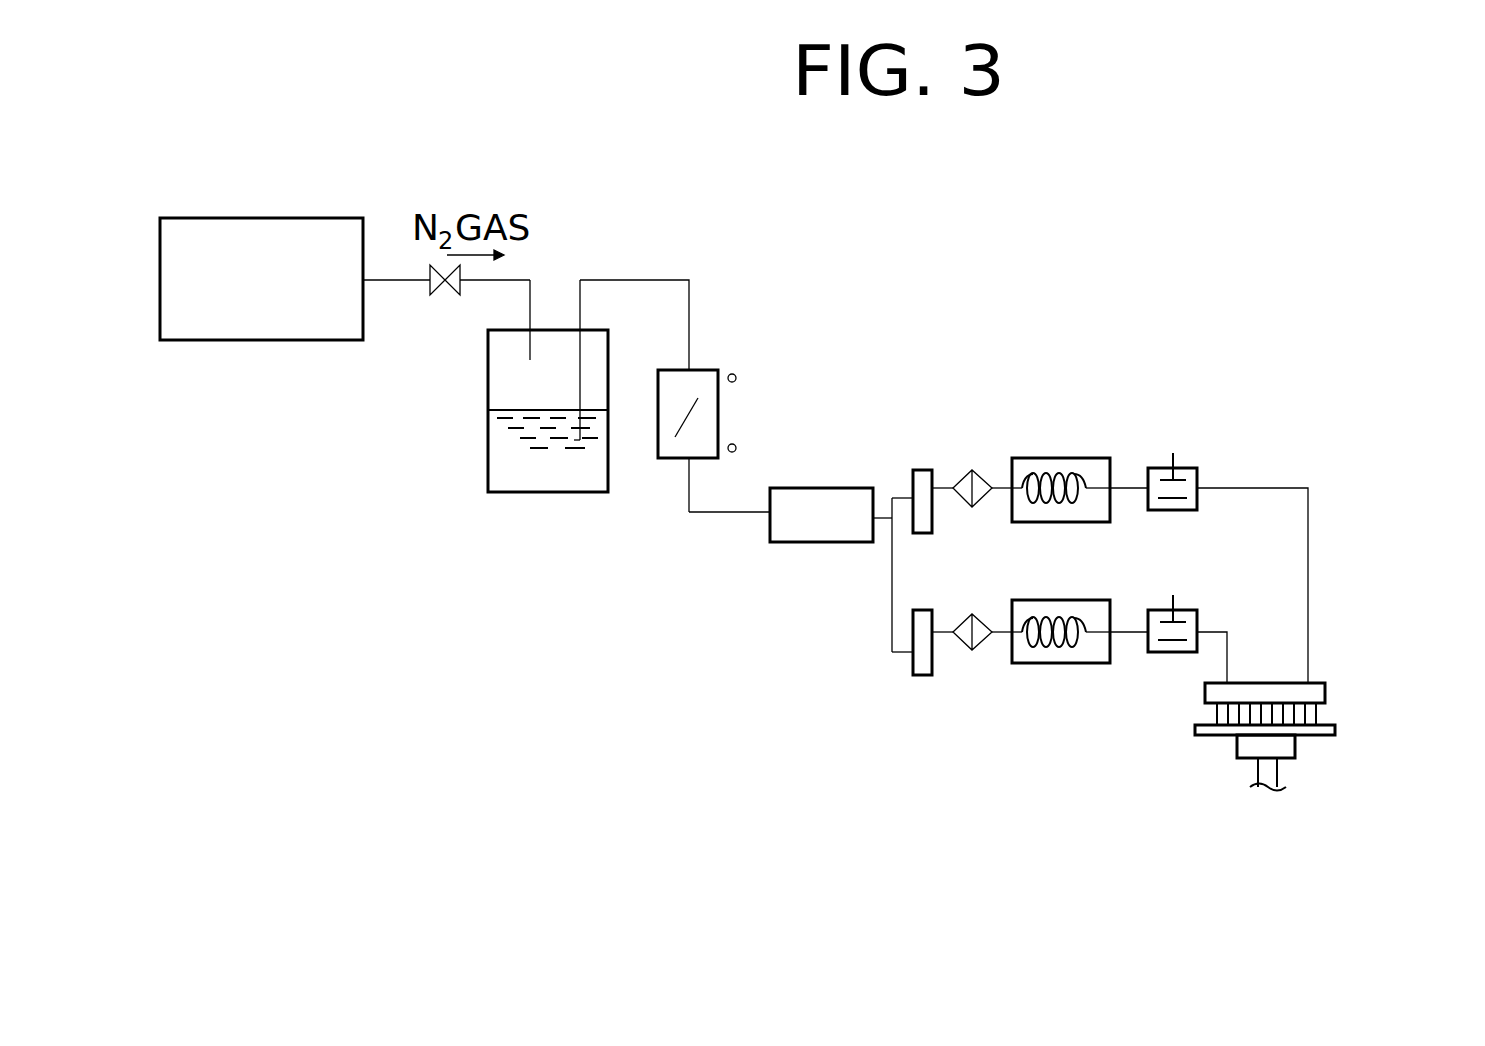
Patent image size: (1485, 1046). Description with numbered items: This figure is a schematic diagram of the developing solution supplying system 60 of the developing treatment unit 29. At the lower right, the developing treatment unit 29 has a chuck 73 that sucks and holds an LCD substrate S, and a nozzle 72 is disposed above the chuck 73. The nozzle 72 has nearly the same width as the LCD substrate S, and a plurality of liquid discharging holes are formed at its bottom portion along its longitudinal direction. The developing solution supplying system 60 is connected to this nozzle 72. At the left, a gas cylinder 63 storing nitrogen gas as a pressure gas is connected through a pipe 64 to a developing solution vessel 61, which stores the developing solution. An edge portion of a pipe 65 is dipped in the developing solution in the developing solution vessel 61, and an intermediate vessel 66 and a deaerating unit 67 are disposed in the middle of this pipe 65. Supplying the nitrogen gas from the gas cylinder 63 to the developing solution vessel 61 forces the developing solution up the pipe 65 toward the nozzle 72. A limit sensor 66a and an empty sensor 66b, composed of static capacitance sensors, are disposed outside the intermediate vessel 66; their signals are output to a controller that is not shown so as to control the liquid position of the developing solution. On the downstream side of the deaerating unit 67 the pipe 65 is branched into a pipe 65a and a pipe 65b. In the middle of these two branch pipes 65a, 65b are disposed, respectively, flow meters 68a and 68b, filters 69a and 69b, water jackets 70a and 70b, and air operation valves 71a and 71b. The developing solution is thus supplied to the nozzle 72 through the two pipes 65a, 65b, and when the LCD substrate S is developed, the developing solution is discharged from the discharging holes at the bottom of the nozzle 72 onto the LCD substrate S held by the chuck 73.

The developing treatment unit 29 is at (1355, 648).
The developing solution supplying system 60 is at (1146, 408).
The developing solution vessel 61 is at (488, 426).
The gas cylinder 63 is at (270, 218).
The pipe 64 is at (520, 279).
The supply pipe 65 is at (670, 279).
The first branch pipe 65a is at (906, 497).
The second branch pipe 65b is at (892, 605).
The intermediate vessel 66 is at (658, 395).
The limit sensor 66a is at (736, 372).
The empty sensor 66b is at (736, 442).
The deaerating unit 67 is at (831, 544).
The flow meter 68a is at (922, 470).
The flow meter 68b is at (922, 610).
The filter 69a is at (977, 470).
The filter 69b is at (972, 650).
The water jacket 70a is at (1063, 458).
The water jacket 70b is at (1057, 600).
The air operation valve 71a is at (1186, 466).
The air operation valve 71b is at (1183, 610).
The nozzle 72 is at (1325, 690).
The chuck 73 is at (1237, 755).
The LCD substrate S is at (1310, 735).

------------

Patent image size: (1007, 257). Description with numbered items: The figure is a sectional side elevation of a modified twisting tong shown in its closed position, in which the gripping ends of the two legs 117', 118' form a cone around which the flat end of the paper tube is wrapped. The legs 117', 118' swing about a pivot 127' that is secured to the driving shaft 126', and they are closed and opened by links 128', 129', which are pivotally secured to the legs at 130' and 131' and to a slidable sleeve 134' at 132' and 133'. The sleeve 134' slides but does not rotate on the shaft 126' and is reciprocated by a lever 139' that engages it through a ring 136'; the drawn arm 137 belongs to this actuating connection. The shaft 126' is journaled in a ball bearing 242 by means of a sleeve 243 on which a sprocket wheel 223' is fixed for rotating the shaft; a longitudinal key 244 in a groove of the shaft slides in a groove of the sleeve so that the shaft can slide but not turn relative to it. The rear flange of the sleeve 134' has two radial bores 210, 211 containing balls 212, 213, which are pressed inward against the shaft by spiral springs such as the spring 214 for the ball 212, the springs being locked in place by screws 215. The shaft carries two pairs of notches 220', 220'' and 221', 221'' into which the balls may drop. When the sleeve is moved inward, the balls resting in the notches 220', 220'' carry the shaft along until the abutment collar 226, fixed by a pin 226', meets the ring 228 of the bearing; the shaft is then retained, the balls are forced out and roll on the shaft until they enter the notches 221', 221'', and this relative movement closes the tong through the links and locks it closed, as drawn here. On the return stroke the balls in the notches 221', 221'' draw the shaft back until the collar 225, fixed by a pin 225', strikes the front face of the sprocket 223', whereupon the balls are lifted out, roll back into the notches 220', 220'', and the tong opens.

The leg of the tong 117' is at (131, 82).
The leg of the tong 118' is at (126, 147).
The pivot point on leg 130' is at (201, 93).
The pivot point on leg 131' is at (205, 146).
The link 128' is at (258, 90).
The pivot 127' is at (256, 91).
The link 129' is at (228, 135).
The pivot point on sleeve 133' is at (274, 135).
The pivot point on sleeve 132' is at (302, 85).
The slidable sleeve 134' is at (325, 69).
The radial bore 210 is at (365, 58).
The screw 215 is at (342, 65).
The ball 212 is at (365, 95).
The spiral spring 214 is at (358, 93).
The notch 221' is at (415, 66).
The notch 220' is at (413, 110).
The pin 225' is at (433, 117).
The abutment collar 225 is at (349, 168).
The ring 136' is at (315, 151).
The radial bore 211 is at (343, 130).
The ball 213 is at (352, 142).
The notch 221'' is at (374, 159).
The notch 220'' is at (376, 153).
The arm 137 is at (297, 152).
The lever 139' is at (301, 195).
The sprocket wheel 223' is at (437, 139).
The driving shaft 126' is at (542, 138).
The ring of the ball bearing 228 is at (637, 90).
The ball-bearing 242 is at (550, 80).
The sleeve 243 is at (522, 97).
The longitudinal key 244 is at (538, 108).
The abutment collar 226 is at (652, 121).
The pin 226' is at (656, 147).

------------

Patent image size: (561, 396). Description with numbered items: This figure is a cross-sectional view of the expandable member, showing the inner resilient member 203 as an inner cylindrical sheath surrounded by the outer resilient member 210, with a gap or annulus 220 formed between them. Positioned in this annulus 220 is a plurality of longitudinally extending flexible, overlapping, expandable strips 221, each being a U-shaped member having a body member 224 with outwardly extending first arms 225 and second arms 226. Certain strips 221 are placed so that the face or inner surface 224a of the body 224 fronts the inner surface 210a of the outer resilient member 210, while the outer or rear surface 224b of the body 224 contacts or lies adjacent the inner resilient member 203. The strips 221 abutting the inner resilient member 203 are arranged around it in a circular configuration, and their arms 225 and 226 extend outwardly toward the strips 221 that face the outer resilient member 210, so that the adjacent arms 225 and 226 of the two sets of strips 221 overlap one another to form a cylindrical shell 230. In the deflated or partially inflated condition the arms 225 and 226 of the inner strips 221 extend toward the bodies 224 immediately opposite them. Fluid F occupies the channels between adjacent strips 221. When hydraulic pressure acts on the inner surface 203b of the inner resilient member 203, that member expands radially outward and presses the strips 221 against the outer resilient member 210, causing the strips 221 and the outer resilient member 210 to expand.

------------

__What the task requires__. Switch "sectional side elevation" to "cross-sectional side view" in the data between the lines holding "Patent image size: (1007, 257)." and "The link 129' is at (228, 135).", inclusive, and write out only those lines with everything else unchanged.

__Exercise answer__.
Patent image size: (1007, 257). Description with numbered items: The figure is a cross-sectional side view of a modified twisting tong shown in its closed position, in which the gripping ends of the two legs 117', 118' form a cone around which the flat end of the paper tube is wrapped. The legs 117', 118' swing about a pivot 127' that is secured to the driving shaft 126', and they are closed and opened by links 128', 129', which are pivotally secured to the legs at 130' and 131' and to a slidable sleeve 134' at 132' and 133'. The sleeve 134' slides but does not rotate on the shaft 126' and is reciprocated by a lever 139' that engages it through a ring 136'; the drawn arm 137 belongs to this actuating connection. The shaft 126' is journaled in a ball bearing 242 by means of a sleeve 243 on which a sprocket wheel 223' is fixed for rotating the shaft; a longitudinal key 244 in a groove of the shaft slides in a groove of the sleeve so that the shaft can slide but not turn relative to it. The rear flange of the sleeve 134' has two radial bores 210, 211 containing balls 212, 213, which are pressed inward against the shaft by spiral springs such as the spring 214 for the ball 212, the springs being locked in place by screws 215. The shaft carries two pairs of notches 220', 220'' and 221', 221'' into which the balls may drop. When the sleeve is moved inward, the balls resting in the notches 220', 220'' carry the shaft along until the abutment collar 226, fixed by a pin 226', meets the ring 228 of the bearing; the shaft is then retained, the balls are forced out and roll on the shaft until they enter the notches 221', 221'', and this relative movement closes the tong through the links and locks it closed, as drawn here. On the return stroke the balls in the notches 221', 221'' draw the shaft back until the collar 225, fixed by a pin 225', strikes the front face of the sprocket 223', whereupon the balls are lifted out, roll back into the notches 220', 220'', and the tong opens.

The leg of the tong 117' is at (131, 82).
The leg of the tong 118' is at (126, 147).
The pivot point on leg 130' is at (201, 93).
The pivot point on leg 131' is at (205, 146).
The link 128' is at (258, 90).
The pivot 127' is at (256, 91).
The link 129' is at (228, 135).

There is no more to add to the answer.